## REQUIRED TASK
Find the word "登记备案证明" in the data. Return every line where it appears.

## DATA FOR THIS EXERCISE
++++++

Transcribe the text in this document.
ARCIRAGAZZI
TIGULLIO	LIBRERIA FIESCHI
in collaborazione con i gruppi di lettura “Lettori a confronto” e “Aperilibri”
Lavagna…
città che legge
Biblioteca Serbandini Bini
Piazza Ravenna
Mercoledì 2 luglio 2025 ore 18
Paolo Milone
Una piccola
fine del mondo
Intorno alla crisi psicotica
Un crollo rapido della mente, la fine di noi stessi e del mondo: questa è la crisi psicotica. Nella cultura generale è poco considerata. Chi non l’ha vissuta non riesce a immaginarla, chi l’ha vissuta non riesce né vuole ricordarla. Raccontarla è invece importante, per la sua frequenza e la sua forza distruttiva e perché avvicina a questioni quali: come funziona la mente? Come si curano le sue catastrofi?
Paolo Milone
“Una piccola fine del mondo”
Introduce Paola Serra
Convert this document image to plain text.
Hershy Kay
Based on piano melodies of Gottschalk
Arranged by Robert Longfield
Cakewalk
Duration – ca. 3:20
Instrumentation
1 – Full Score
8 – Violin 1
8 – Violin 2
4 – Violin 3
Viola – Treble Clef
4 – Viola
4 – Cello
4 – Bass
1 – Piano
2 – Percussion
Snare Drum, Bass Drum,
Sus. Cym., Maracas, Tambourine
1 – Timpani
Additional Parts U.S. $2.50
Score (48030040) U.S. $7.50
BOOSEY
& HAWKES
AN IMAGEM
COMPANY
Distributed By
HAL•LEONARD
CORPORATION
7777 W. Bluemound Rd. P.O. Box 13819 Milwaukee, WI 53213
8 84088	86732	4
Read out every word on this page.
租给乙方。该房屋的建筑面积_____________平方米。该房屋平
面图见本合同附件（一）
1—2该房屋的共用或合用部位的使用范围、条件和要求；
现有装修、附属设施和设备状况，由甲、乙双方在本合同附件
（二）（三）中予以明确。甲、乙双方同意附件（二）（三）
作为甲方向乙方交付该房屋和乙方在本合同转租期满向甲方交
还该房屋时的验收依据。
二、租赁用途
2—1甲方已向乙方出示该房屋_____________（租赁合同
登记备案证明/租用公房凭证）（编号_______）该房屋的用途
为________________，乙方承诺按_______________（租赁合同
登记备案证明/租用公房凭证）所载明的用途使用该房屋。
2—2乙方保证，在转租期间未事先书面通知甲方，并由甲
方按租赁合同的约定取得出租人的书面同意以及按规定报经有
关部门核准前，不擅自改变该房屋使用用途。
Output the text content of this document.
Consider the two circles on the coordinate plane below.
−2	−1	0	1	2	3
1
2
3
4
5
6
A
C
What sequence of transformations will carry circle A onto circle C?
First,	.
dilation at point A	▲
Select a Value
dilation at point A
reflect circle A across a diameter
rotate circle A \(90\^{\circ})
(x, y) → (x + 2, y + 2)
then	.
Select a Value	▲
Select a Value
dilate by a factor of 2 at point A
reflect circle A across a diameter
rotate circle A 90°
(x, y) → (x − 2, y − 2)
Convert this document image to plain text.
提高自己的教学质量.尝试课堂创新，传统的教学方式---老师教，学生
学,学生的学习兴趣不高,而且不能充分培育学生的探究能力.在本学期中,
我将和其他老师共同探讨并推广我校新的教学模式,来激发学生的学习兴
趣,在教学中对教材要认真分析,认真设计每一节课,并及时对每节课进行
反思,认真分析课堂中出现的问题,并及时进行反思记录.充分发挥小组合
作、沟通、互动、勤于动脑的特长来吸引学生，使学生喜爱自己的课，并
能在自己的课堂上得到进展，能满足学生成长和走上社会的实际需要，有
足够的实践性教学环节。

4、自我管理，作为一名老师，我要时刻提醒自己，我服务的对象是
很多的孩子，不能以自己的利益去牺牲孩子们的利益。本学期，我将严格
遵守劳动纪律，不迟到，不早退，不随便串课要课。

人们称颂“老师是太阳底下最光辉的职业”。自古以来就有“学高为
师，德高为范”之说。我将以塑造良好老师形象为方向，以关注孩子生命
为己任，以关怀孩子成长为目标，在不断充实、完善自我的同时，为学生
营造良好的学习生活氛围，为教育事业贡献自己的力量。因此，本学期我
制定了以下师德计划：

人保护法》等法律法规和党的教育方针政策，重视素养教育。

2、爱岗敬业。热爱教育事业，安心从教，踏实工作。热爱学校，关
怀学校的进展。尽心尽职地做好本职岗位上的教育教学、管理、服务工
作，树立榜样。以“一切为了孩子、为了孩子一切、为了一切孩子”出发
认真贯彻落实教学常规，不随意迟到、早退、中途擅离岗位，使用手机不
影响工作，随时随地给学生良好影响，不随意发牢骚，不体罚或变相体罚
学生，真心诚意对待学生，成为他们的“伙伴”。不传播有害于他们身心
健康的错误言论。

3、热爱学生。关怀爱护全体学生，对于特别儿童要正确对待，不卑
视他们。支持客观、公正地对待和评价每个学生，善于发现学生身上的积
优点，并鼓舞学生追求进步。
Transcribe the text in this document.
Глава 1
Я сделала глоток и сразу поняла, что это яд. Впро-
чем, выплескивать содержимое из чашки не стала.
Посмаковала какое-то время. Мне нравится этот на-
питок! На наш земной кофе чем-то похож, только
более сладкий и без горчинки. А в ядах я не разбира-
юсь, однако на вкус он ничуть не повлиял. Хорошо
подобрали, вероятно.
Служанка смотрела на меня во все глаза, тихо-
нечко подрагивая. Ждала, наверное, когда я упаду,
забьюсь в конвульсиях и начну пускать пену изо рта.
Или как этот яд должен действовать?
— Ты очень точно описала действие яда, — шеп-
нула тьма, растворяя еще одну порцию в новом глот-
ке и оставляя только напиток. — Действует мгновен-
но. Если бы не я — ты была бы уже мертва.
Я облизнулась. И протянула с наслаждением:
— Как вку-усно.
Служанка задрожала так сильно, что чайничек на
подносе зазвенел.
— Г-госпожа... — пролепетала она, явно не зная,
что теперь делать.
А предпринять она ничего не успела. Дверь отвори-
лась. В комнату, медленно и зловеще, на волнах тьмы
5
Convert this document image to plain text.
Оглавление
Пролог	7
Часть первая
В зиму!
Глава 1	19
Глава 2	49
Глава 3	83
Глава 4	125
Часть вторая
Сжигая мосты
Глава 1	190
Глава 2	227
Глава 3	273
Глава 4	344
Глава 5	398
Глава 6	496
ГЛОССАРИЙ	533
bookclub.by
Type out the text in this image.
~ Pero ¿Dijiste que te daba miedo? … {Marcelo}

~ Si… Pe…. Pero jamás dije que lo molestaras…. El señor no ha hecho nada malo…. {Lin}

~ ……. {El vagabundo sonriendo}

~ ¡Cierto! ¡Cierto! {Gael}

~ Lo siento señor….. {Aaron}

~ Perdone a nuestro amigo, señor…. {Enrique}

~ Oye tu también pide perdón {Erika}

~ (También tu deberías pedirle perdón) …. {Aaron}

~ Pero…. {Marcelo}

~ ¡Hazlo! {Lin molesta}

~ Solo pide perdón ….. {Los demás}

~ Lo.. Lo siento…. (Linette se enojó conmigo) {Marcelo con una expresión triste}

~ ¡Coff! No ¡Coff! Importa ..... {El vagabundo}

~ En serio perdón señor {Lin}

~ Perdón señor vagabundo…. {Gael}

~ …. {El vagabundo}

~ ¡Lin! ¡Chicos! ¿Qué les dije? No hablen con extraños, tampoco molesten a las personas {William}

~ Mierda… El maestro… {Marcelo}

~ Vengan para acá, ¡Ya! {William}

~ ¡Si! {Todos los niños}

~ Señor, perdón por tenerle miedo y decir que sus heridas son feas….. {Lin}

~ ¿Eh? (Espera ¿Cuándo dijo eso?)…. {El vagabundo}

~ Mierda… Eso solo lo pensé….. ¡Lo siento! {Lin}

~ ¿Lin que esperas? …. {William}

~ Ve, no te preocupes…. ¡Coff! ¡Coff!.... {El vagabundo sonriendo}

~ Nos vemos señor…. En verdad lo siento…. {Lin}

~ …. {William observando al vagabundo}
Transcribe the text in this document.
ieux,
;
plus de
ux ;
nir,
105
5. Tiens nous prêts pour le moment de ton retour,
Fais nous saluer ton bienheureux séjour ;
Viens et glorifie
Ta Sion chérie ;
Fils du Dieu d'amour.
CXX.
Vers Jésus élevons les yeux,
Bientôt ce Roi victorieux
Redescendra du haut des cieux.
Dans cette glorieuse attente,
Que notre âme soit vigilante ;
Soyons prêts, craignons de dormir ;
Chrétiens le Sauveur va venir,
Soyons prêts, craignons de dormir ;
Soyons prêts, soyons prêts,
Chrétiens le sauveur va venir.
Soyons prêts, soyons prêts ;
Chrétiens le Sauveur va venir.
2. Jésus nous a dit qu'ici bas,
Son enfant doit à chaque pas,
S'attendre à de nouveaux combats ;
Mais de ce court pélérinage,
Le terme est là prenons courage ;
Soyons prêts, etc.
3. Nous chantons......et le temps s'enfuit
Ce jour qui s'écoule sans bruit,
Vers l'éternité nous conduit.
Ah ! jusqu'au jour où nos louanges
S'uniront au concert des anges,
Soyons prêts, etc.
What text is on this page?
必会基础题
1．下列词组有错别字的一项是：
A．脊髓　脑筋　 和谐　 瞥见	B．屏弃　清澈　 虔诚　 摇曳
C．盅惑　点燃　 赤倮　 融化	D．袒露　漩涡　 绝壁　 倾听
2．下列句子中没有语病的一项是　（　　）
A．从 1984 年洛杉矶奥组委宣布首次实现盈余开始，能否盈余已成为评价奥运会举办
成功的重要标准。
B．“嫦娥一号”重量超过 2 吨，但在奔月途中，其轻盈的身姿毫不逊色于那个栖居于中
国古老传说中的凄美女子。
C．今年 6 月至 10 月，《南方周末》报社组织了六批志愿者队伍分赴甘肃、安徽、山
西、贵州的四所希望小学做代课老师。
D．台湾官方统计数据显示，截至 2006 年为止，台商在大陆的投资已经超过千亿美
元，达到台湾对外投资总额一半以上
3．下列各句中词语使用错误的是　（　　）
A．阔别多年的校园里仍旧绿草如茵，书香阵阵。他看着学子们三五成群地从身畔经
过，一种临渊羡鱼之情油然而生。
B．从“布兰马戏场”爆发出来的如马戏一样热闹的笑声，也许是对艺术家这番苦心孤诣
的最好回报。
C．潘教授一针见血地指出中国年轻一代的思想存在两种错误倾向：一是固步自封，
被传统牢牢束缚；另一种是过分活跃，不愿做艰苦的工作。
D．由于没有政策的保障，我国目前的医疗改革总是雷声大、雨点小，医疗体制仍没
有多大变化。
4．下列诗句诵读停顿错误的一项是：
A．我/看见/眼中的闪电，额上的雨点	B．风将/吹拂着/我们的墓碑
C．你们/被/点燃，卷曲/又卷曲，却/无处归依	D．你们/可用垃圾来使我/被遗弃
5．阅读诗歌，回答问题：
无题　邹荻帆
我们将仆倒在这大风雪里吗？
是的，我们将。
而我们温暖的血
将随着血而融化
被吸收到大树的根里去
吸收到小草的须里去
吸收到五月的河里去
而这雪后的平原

++++++

## SOLUTION FOR THIS EXERCISE
登记备案证明/租用公房凭证）（编号_______）该房屋的用途
登记备案证明/租用公房凭证）所载明的用途使用该房屋。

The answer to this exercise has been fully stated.